_GIVEN PASSAGE_.

(begin)

For bushings and all the drill bits used for the kits I make I made a rack out of scrap lumber and corian I had kicking around the shop.  The pullout tray at the bottom of the rack has a three ring binder clip where I keep the prinout instructions (in clear plastic sleeves) for all the different pens.  The label below each bushing set give the size of the bushings, the pen kit(s) they're used for and the drillbit sizes.  This one rack has made a big difference in keeping order in the shop.






Jim Smith


----------



## SDB777 (Jul 25, 2010)

dbarbee said:


> I'm starting to feel more and more comfortable and I'm going to order several bundles from Penn State this week.
> 
> 
> Thanks...
> ...


 

Not to completely hi-jack....
Do yourself a favor, check out  Link to WTz   You'll save some money.


I use the stackable tubs from WallyWorld to store my kits.  The bushings go in a small pouch on the drawer front(just a taped on zip-loc baggie).  I used a label making thingy to label the draw faces as to what was inside(kit name).




Scott (PennState is slow to get your stuff too) B


----------



## glwalker (Jul 25, 2010)

(end)

_SUPPLIED MATERIAL_.
(begin)

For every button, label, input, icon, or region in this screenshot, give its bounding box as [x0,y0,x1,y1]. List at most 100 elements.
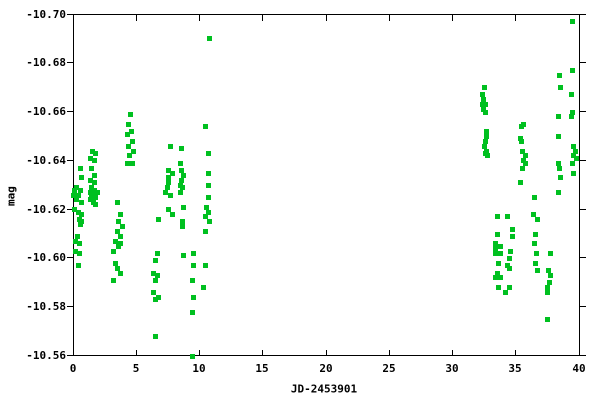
data-point [72,207,77,212]
data-point [179,146,184,151]
data-point [89,166,94,171]
y-tick [67,160,73,161]
data-point [111,278,116,283]
data-point [127,153,132,158]
data-point [570,110,575,115]
data-point [495,271,500,276]
data-point [510,234,515,239]
data-point [79,212,84,217]
data-point [78,188,83,193]
data-point [180,224,185,229]
plot-area [73,14,580,356]
x-tick [136,350,137,356]
data-point [548,273,553,278]
data-point [71,193,76,198]
data-point [558,175,563,180]
data-point [170,171,175,176]
data-point [79,219,84,224]
data-point [77,251,82,256]
x-tick-mirror [389,15,390,21]
data-point [73,239,78,244]
data-point [482,144,487,149]
data-point [207,219,212,224]
data-point [77,241,82,246]
data-point [574,156,579,161]
x-tick [326,350,327,356]
data-point [481,107,486,112]
y-tick-label: -10.64 [26,154,66,167]
data-point [546,268,551,273]
data-point [115,229,120,234]
y-tick-mirror [580,257,586,258]
data-point [518,180,523,185]
data-point [126,122,131,127]
data-point [508,249,513,254]
data-point [181,253,186,258]
data-point [495,232,500,237]
data-point [120,224,125,229]
data-point [204,205,209,210]
data-point [207,36,212,41]
data-point [191,251,196,256]
data-point [505,214,510,219]
data-point [118,234,123,239]
x-tick-label: 5 [132,362,140,375]
data-point [571,171,576,176]
data-point [89,185,94,190]
data-point [178,190,183,195]
data-point [168,144,173,149]
data-point [203,124,208,129]
y-tick [67,111,73,112]
data-point [521,158,526,163]
data-point [498,244,503,249]
x-tick-mirror [515,15,516,21]
y-tick [67,14,73,15]
data-point [151,271,156,276]
data-point [493,246,498,251]
data-point [531,212,536,217]
data-point [170,212,175,217]
y-tick [67,257,73,258]
data-point [498,251,503,256]
y-tick [67,306,73,307]
data-point [557,166,562,171]
data-point [482,85,487,90]
data-point [93,195,98,200]
data-point [116,244,121,249]
data-point [93,151,98,156]
data-point [569,114,574,119]
data-point [496,261,501,266]
data-point [79,200,84,205]
data-point [180,219,185,224]
data-point [93,202,98,207]
data-point [558,85,563,90]
data-point [130,139,135,144]
x-tick [515,350,516,356]
data-point [480,102,485,107]
data-point [166,207,171,212]
data-point [206,151,211,156]
y-tick-label: -10.68 [26,56,66,69]
x-tick-label: 20 [319,362,333,375]
data-point [179,178,184,183]
data-point [181,173,186,178]
data-point [111,249,116,254]
y-tick [67,209,73,210]
data-point [203,263,208,268]
data-point [493,241,498,246]
data-point [503,290,508,295]
data-point [480,92,485,97]
data-point [153,297,158,302]
data-point [125,161,130,166]
data-point [519,124,524,129]
data-point [179,168,184,173]
data-point [534,251,539,256]
x-tick-mirror [199,15,200,21]
x-axis-title: JD-2453901 [290,382,358,396]
data-point [116,219,121,224]
data-point [131,149,136,154]
data-point [74,197,79,202]
x-tick [452,350,453,356]
data-point [91,190,96,195]
data-point [203,214,208,219]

(end)

_YOUR OBJECTIVE_.
In the pen-kit storage thread, begin at the words "For bushings and" and stop after "in the shop.", writing that stretch again with "shelf" substituted for "rack".

_CORRECT OUTPUT_.
For bushings and all the drill bits used for the kits I make I made a shelf out of scrap lumber and corian I had kicking around the shop.  The pullout tray at the bottom of the shelf has a three ring binder clip where I keep the prinout instructions (in clear plastic sleeves) for all the different pens.  The label below each bushing set give the size of the bushings, the pen kit(s) they're used for and the drillbit sizes.  This one shelf has made a big difference in keeping order in the shop.